__TASK TO COMPLETE__. Lift out all lines below that contain "name".

Items from a dataset
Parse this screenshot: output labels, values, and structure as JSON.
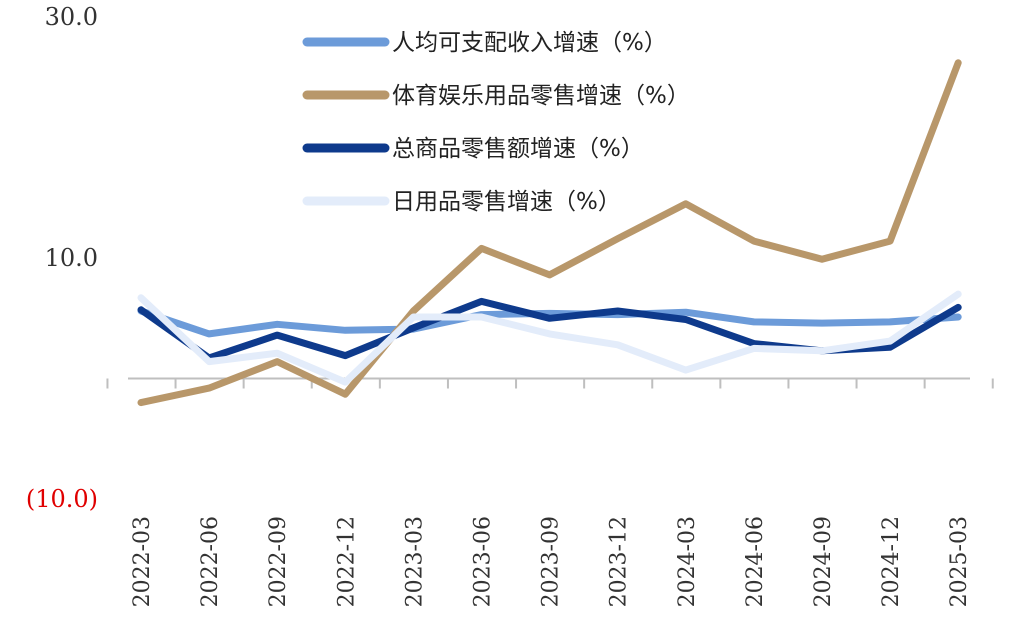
{
  "chart_data": {
    "type": "line",
    "categories": [
      "2022-03",
      "2022-06",
      "2022-09",
      "2022-12",
      "2023-03",
      "2023-06",
      "2023-09",
      "2023-12",
      "2024-03",
      "2024-06",
      "2024-09",
      "2024-12",
      "2025-03"
    ],
    "ylim": [
      -10,
      30
    ],
    "yticks": [
      {
        "value": 30,
        "label": "30.0"
      },
      {
        "value": 10,
        "label": "10.0"
      },
      {
        "value": -10,
        "label": "(10.0)"
      }
    ],
    "negative_label_color": "#e00000",
    "grid": false,
    "legend_position": "top-center",
    "series": [
      {
        "name": "人均可支配收入增速（%）",
        "color": "#6c9bd9",
        "values": [
          5.6,
          3.7,
          4.5,
          4.0,
          4.1,
          5.3,
          5.4,
          5.3,
          5.5,
          4.7,
          4.6,
          4.7,
          5.1
        ]
      },
      {
        "name": "体育娱乐用品零售增速（%）",
        "color": "#b8976a",
        "values": [
          -2.0,
          -0.8,
          1.4,
          -1.3,
          5.6,
          10.8,
          8.6,
          11.6,
          14.5,
          11.4,
          9.9,
          11.4,
          26.2
        ]
      },
      {
        "name": "总商品零售额增速（%）",
        "color": "#0e3a8c",
        "values": [
          5.7,
          1.7,
          3.6,
          1.9,
          4.2,
          6.4,
          5.0,
          5.6,
          4.9,
          2.9,
          2.3,
          2.6,
          5.9
        ]
      },
      {
        "name": "日用品零售增速（%）",
        "color": "#e3ecfa",
        "values": [
          6.7,
          1.4,
          2.1,
          -0.3,
          5.1,
          5.1,
          3.7,
          2.8,
          0.7,
          2.5,
          2.3,
          3.1,
          7.0
        ]
      }
    ]
  }
}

__THE COMPLETED TASK__.
        "name": "人均可支配收入增速（%）",
        "name": "体育娱乐用品零售增速（%）",
        "name": "总商品零售额增速（%）",
        "name": "日用品零售增速（%）",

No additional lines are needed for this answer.